» **Data shown**:
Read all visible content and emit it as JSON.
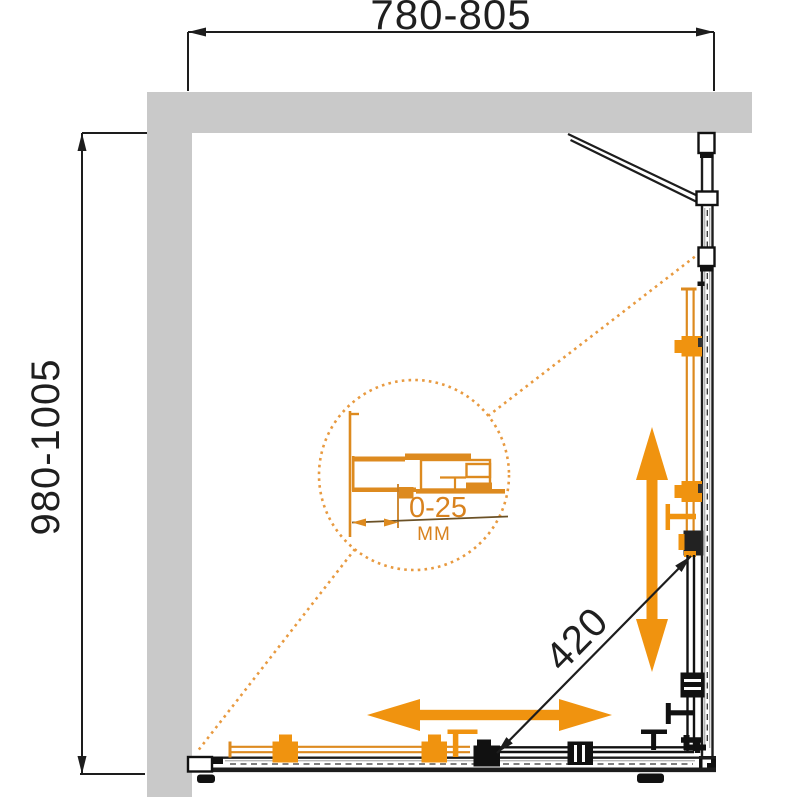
{
  "diagram": {
    "type": "shower-enclosure-dimension-drawing",
    "width_label": "780-805",
    "depth_label": "980-1005",
    "entry_label": "420",
    "detail": {
      "value": "0-25",
      "unit": "MM"
    },
    "colors": {
      "accent_orange": "#F0930F",
      "detail_orange": "#DD8A1F",
      "leader_orange": "#E89A40",
      "wall_gray": "#C9C9C9",
      "line_black": "#1D1D1D"
    }
  }
}
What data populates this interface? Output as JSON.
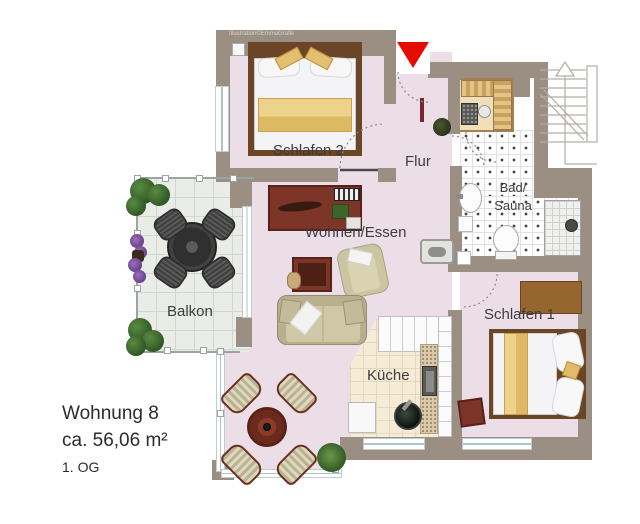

» **Aim of the task**: Repeat each entry exactly as given; no pictures belong in the copy.

» **Solution to the problem**:
Read all visible content and emit it as JSON.
{
  "diagram": {
    "type": "shower-enclosure-dimension-drawing",
    "width_label": "780-805",
    "depth_label": "980-1005",
    "entry_label": "420",
    "detail": {
      "value": "0-25",
      "unit": "MM"
    },
    "colors": {
      "accent_orange": "#F0930F",
      "detail_orange": "#DD8A1F",
      "leader_orange": "#E89A40",
      "wall_gray": "#C9C9C9",
      "line_black": "#1D1D1D"
    }
  }
}
What data populates this interface? Output as JSON.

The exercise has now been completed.